====== DATA FOR PROCESSING ======
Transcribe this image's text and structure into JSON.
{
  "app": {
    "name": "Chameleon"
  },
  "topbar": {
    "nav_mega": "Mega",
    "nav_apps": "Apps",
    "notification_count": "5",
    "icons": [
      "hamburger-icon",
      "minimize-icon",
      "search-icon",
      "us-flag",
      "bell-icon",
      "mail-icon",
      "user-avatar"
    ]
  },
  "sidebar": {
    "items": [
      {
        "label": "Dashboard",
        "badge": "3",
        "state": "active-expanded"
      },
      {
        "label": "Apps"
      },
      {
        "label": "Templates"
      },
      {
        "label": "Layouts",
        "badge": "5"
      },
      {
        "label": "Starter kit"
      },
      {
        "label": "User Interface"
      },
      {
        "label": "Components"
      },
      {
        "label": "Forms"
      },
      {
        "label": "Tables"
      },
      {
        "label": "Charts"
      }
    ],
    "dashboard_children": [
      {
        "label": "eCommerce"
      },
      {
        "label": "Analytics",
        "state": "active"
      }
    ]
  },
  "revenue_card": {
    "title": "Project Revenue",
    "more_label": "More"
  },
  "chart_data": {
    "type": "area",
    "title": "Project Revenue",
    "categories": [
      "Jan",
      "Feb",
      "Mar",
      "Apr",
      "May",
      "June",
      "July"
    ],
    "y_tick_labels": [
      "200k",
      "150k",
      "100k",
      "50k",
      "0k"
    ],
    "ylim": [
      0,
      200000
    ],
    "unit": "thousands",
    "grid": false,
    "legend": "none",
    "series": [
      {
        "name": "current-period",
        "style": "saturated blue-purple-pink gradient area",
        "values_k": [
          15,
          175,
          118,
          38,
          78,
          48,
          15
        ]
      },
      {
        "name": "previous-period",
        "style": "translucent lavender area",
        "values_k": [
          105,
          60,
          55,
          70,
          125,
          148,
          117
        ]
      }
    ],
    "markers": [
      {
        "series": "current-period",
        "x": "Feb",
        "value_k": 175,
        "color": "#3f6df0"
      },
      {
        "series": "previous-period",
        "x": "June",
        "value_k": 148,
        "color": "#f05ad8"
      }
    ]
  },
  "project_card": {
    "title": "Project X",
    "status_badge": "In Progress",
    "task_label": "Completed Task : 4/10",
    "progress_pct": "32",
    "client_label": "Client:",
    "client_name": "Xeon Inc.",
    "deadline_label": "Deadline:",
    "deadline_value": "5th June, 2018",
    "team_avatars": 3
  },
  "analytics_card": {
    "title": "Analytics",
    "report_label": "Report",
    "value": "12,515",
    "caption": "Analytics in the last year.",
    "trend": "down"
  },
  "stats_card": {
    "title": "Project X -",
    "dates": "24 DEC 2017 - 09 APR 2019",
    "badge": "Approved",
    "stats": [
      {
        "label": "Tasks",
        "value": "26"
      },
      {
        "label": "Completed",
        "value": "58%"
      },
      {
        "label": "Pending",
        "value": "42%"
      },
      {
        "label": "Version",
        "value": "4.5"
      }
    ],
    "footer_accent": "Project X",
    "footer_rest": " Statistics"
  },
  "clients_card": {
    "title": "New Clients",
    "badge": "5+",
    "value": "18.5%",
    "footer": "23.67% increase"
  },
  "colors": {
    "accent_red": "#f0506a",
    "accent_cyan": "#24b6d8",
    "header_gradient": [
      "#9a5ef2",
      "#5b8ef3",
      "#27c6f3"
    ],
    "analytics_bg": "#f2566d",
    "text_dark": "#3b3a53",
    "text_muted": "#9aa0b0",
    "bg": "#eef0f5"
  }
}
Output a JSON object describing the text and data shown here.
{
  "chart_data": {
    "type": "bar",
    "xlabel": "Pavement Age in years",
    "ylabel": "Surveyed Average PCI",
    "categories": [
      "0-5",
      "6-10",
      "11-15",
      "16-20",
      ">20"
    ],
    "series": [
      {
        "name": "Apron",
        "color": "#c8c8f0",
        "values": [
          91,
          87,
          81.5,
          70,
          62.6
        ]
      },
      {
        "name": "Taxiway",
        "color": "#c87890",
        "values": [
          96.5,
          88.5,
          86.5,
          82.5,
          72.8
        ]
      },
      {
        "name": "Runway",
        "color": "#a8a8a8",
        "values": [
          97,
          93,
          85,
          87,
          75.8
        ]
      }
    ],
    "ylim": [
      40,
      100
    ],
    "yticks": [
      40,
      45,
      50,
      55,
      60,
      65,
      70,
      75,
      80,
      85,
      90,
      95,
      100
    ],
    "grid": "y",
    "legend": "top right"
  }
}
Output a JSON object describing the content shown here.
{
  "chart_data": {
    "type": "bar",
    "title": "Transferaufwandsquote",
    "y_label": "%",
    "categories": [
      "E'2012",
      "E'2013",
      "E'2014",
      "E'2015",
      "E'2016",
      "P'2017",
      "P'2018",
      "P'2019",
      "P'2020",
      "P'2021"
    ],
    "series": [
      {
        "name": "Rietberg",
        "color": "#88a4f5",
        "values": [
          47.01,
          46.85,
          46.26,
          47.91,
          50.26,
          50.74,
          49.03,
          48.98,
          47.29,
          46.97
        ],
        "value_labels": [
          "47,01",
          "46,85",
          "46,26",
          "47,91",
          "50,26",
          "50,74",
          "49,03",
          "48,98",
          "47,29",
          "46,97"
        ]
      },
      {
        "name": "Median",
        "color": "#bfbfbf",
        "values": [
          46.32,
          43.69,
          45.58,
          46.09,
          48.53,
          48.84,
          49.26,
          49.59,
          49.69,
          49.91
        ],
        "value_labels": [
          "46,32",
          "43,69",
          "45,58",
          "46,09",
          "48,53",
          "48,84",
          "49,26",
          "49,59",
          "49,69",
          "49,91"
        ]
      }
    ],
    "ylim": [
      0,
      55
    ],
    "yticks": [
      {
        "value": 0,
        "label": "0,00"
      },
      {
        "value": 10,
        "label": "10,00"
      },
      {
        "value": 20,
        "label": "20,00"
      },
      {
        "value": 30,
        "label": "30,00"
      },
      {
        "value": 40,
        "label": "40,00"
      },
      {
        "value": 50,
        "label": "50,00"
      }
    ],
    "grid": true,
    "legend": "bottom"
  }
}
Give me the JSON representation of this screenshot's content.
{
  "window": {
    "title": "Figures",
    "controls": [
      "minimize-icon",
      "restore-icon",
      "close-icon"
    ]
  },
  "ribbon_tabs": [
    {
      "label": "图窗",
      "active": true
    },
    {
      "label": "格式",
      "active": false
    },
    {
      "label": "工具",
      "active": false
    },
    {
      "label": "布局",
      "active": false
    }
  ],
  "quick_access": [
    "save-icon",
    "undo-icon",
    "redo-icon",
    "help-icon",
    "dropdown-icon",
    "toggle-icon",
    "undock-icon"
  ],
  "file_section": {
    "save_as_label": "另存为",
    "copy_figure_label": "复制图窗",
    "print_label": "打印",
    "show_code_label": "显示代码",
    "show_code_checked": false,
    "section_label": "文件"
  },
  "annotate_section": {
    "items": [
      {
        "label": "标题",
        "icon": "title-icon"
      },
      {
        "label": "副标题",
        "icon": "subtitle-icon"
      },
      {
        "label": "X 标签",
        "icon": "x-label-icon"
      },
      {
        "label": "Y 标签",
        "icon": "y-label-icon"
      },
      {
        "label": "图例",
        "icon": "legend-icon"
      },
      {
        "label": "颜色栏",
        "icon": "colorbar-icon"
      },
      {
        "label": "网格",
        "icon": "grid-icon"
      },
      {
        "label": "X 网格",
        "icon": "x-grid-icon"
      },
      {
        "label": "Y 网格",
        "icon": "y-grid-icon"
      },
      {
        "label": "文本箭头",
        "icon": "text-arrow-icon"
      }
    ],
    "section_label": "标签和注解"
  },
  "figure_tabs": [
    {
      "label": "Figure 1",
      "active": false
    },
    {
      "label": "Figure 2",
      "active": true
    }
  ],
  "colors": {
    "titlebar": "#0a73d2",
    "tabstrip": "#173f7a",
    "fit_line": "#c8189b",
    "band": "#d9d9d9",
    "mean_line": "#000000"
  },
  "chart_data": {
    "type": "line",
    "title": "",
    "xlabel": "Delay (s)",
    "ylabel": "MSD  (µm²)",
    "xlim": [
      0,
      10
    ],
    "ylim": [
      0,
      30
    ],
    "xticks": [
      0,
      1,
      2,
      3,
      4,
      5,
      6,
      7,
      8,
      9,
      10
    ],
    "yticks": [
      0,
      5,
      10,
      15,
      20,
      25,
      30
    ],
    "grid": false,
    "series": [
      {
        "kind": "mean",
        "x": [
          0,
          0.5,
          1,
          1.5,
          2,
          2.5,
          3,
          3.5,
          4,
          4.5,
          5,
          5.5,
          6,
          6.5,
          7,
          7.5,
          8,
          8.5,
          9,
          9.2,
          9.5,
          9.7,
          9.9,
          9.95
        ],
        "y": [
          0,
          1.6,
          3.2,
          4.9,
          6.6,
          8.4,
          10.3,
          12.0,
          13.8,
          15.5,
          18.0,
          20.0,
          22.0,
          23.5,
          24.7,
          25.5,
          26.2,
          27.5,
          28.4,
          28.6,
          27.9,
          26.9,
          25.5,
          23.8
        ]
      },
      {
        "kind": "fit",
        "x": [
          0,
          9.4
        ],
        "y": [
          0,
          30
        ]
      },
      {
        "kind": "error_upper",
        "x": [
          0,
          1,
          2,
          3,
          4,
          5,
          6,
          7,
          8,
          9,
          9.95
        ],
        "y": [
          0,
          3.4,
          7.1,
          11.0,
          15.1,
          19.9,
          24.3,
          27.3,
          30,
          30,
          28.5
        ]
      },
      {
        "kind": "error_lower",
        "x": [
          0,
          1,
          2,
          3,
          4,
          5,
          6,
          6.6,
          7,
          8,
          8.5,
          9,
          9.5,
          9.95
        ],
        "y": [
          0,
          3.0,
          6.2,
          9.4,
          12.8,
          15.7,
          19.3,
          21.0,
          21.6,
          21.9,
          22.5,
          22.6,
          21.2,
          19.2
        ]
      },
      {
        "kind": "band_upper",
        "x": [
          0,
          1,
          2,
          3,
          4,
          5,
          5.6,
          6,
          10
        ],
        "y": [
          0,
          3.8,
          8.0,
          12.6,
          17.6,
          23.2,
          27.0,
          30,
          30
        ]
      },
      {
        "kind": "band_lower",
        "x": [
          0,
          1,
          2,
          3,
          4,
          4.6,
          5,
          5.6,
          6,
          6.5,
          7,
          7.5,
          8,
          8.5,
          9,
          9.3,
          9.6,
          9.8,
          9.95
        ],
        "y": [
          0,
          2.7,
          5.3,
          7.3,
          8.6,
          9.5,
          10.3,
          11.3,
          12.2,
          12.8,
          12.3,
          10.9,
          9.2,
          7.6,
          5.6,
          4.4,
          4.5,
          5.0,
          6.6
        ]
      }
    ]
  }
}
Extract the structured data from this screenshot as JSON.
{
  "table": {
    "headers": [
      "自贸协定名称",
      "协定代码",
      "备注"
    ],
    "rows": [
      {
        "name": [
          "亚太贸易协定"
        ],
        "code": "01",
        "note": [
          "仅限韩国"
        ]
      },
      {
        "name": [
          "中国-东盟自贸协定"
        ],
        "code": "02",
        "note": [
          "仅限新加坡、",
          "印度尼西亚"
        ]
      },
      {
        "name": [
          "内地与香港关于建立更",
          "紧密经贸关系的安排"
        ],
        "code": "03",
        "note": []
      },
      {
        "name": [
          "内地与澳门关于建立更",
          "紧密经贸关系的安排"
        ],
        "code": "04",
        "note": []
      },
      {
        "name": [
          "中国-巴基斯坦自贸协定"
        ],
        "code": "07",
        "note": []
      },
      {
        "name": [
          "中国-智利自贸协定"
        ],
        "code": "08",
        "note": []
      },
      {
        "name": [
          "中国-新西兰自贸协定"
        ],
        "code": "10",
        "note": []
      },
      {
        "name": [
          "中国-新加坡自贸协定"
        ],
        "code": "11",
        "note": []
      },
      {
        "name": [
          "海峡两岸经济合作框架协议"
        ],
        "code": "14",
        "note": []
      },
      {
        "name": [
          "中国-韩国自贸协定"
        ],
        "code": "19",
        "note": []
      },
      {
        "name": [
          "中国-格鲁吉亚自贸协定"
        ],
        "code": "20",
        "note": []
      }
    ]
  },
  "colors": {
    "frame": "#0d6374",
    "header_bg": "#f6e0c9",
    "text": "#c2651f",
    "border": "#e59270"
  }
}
======
_THE TASK_
Show the lines of the records that contain the word "xlabel".

_FINISHED TASK_
    "xlabel": "Pavement Age in years",
    "xlabel": "Delay (s)",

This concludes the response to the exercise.